Sit Square to Turn Around

Use your legs, hands and voice to perfect your pivots.

 

Show horses need to be able to turn around.  It’s a foundation skill that they will use in all events, including showmanship, horsemanship, trail, equitation, reining, cutting and working cow horse.

 

You can improve your horse’s pivot by sitting squarely and applying these principles every time you ask your horse to turn around.

 

What’s in a Pivot?

 

Before you ask for a pivot, you should know how one works.   A pivot is created when a horse lifts his back and uses forward motion to cross an outside front leg in front of the inside front leg as the horse turns around in a complete circle or more than one.

 

We look for a “planted” back foot, but it’s not really planted, because a horse will shift his weight on that foot as he turns in a circle.  What “planted” means is that the foot  doesn’t move as much as the other back foot, which is also shifting, though more visibly.

 

The horse’s body remains square.  His head looks in the direction he’s turning and the rider is square in the saddle.  There’s a tiny arc in the horse’s body.

 

Every maneuver – except for baking up – is a forward maneuver, so the turn is a forward maneuver, which means forward momentum is essential to creating a goof pivot.

 

When I teach the pivot to the horse, I begin at the trot, which has  a nice cadence that makes it easier for the horse to cross his legs.  I start working for one crossover step.  After I get one step, I try for two.  After I get two steps, I try for three.  Going inot the pivot, I want the horse to be athletic, to drive his rib underneath himself and to lift his back.

 

My goal is to make the true pivot the actual release.  The horse has to use his body and back so much going straight that it is easier to come around in the pivot than it is to drive forward and really use his body.

 

When I enter a pivot, I make the horse collect nd use his back, and when I exit, I make the horse collect and use his back.  The pivot is the release.  That’s the sweet spot I’m looking for, so that the horse knows where he wants to be and will starting hunting the pivot.

 

Repetition, repetition, repetition is the key.  You have to pivot correctly with your horse 500 times to really make it happen once.  If you do it one time incorrectly, your hose will remember it, because pivoting incorrectly is easier for him.

 

 

Starting With You

 

Pivoting correctly starts with the rider.  Your position needs to be square.  Your body shouldn’t lean to one side or the other.  Your shoulders should be square in the saddle, and your hands should be square over the top of his shoulders.

 

It’s not fair ot ask the horse’s body to be square when your body is crooked.  It’s a partnership, and your part of it is that you’re sitting square on your horse when you enter the pivot.

 

If you lean out, you push your horse’s body the other way, forcing him to drop his stomach, which means he can’t pivot correctly.  if his stomach has dropped, then his back has dropped as well.

 

When you neck-rein, make sure your hands don’t cross more than 1-2 inches past the horse’s center line.  Pulling harder on the outside rein will only put your horse’s head out of position.  if you start with a mistake like that, you’re going to find it hard to get back into position.

### [Job A]
Answer these questions from the article on pivots, one per line:
(i) At what gait does the writer begin when teaching the pivot to a horse?
(ii) When neck-reining, how far past the horse's center line should your hands cross at most?
(iii) How many times must you pivot correctly with your horse to really make it happen once?
### [Job B]
Duplicate the stretch of the article on pivots from "Repetition, repetition, repetition" through "of his shoulders.".
### [Job C]
Go on with the article on pivots, picking up after its final sentence.
These rows come from a source separate from the article on pivots.

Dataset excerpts
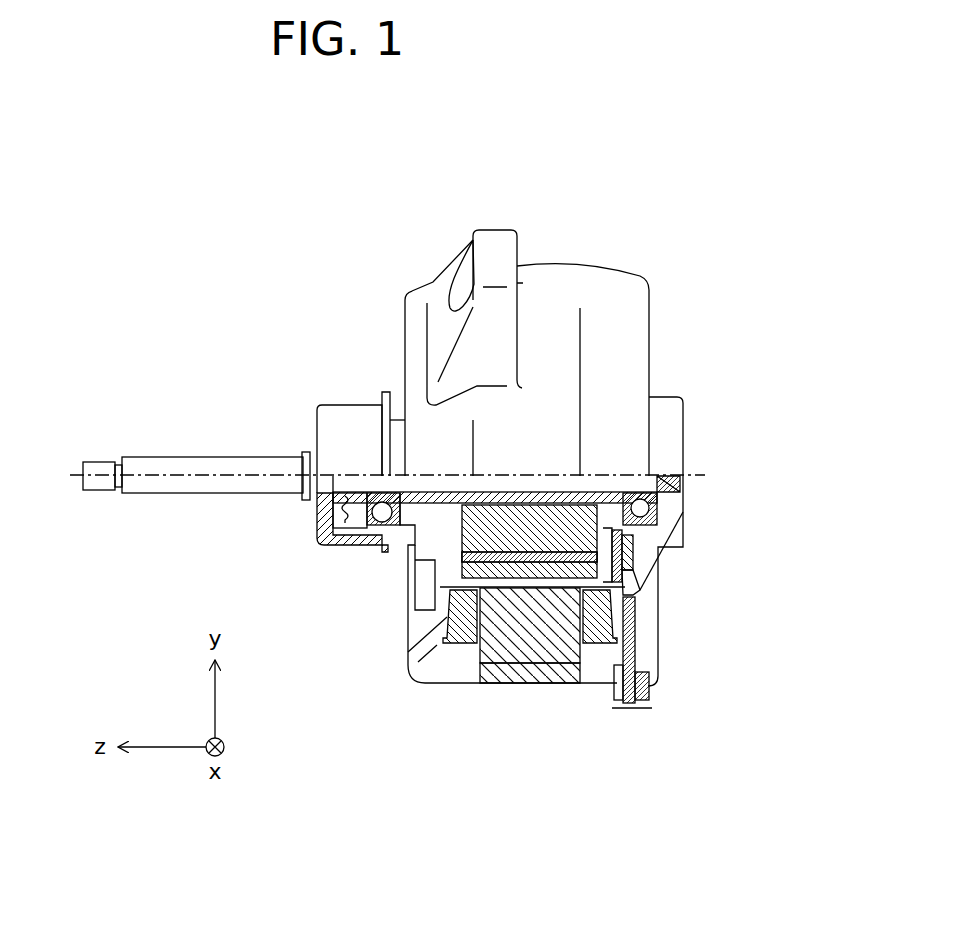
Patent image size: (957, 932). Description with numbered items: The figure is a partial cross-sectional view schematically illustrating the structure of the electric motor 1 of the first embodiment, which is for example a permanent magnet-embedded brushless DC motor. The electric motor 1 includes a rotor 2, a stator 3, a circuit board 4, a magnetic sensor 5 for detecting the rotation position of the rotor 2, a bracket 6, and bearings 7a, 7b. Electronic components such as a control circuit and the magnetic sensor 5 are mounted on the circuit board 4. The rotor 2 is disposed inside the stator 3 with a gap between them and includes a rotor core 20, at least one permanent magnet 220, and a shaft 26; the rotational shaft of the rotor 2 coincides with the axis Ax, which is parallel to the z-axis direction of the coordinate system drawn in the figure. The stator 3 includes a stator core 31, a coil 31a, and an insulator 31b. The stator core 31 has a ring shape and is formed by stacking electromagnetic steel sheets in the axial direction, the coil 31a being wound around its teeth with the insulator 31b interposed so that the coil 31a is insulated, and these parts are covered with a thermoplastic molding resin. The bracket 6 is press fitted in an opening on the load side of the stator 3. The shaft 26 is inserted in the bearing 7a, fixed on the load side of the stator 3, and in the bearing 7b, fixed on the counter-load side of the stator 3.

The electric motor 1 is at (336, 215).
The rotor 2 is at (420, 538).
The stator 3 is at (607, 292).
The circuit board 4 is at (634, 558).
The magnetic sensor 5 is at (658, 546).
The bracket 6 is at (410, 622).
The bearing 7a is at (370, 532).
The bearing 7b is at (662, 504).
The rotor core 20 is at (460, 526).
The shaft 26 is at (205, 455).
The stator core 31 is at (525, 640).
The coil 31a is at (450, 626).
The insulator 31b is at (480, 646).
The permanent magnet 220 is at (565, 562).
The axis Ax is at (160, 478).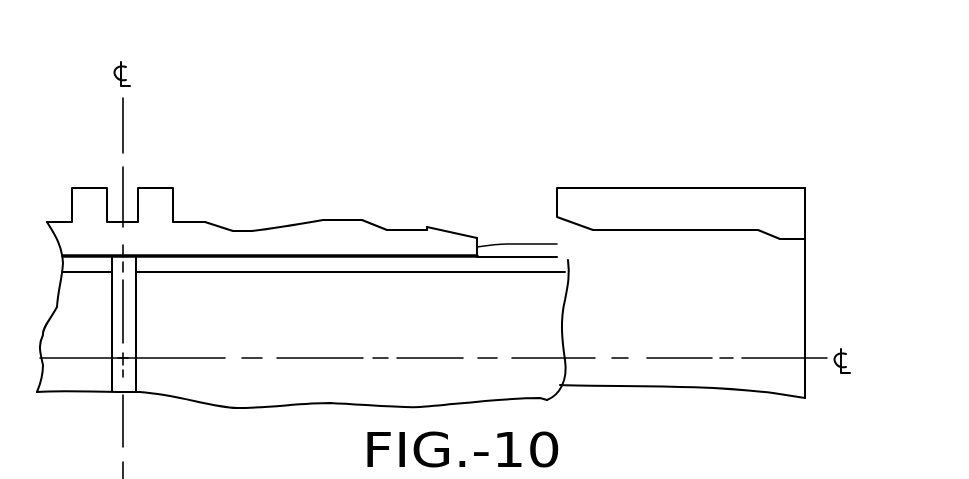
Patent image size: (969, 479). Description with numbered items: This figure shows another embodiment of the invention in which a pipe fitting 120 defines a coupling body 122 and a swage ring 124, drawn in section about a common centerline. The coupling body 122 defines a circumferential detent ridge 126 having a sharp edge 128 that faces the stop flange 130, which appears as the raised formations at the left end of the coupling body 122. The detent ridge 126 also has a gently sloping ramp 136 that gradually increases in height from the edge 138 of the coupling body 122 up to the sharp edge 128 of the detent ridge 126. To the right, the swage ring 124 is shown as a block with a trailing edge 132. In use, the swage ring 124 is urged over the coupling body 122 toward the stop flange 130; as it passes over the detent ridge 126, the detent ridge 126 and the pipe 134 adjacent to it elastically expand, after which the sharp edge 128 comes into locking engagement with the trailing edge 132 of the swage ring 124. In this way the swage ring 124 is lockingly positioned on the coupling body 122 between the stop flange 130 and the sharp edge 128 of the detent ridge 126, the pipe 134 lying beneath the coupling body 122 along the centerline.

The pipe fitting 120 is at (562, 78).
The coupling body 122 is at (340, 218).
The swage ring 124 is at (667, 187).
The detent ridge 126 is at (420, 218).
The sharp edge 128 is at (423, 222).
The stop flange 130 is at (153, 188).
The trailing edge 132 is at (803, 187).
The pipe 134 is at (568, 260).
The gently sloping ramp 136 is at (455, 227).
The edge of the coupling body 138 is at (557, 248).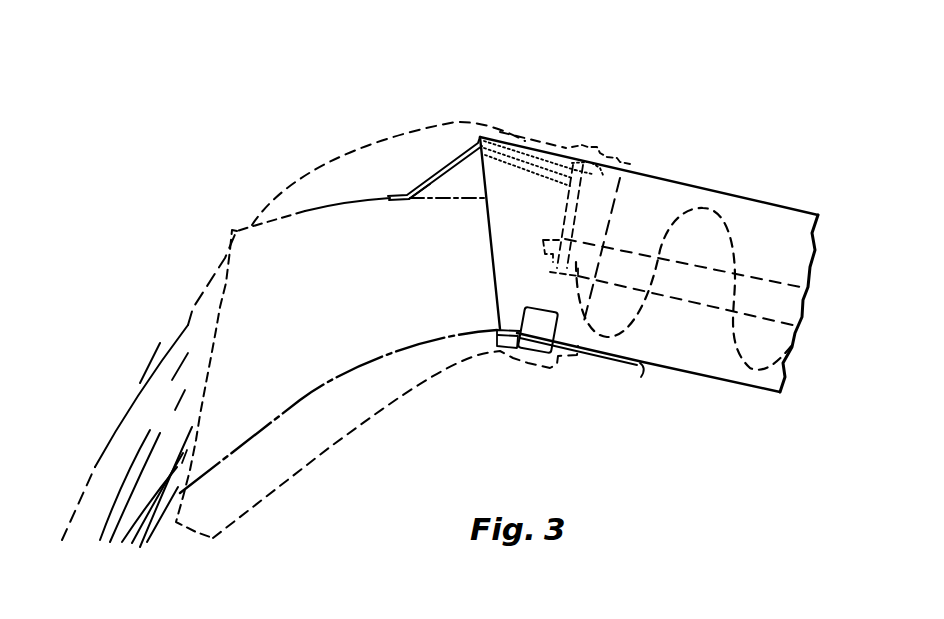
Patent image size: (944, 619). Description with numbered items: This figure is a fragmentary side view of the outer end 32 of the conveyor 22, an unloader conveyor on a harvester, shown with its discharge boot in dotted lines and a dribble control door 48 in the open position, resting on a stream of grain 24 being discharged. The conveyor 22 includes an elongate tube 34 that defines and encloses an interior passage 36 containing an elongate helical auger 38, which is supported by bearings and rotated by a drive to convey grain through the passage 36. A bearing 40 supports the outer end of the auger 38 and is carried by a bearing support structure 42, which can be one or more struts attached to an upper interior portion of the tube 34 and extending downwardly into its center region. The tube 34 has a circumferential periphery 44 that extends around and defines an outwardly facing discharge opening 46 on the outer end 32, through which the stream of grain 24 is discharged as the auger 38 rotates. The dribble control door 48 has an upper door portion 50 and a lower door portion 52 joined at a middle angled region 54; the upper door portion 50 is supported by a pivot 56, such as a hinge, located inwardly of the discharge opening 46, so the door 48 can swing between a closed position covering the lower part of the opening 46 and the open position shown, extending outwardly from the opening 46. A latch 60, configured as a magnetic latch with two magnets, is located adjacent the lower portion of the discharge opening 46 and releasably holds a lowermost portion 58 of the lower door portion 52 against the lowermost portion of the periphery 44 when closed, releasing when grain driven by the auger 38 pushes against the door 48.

### [Task response A]
(i) The trot.
(ii) No more than 1-2 inches.
(iii) 500 times.

### [Task response B]
Repetition, repetition, repetition is the key.  You have to pivot correctly with your horse 500 times to really make it happen once.  If you do it one time incorrectly, your hose will remember it, because pivoting incorrectly is easier for him.

 

 

Starting With You

 

Pivoting correctly starts with the rider.  Your position needs to be square.  Your body shouldn’t lean to one side or the other.  Your shoulders should be square in the saddle, and your hands should be square over the top of his shoulders.

### [Task response C]
Part of pivoting correctly is making sure your horse is in proper physical condition to pivot correctly.  his back needs to be strong enough to lift and turn around.  Even if a horse knows how to pivot correctl, he might need reconditioning if he has had some time off.

 

You can condition your horse by trotting him a lot and lifting with your legs, using leg-to-and cues, driving your horse into the bridle, then stopping and doing it again.   Trotting circles and changing directions, asking him to stop and do a rollback, and building his muscles will be more effective than asking him to do several pivots in a row.  He won’t be able to do it correctly, and you’ll both become frustrated.

 

Build him up slowly.

 

How to Pivot

 

If I’m teaching my horse to pivot to the right, the first thing I’m going to do is lay the left rein against the left shoulder.

 

Then I pick up his body with my legs and hands and ask him to pivot.  I’ll add slight pressure with my outside leg and open up my inside leg to give him somewhere to go.

 

My horse looks to the right, where he’s going, and his rib is underneath him.  His back is square underneath me, and I’m sitting square on his back with my hips squarely under me.

 

Everything is leg-to-hand.  You want the leg to be the first thing to move.  So if I want to turn right, I close my left leg and open my right.  I tell him I’m going right with my hands.  I have my gas in my legs, I have my steering in my hands, and my cluck sends the horse around.

 

I use a lot of voice command.  When I want my horse to move his feet, I clock to him.  If I want him to go faster, I cluck faster, and if I want him to slow down, I cluck slower.  The horse follows my voice, I cluck ever time a front foot moves.  It takes practice with your horse to feel every time a foot hits the ground, but it’s part of becoming a better rider.

 

The brake on the pivot is hwne my hand goes straight and I stop clucking and open my leg.

 

In the horsemanship, many patterns ask for speed control within the turnarounds.  To me, if you push harder with your foot to make it happen, you might make the horse bend the wrong way.

 

As a judge, let me emphasize that speed is not as important as correctness.  I would prefer to see a horse spin a little bit slower and have proper form to function when he’s doing things than to do things fast but incorrectly.

 

If a horse has correct technique and is athletic, the speed will come easily.  It’s harder for a really athletic horse to spin slowly correctly than it is to spin fast incorrectly, because the athletic horse will have to focus on every step he takes.

 

A lot of horses we see in horsemanship these days are spinning around the middle of their bodies instead of on their haunches.  It’s fast, but it’s not really correct. Make sure your form is proper before you add the speed.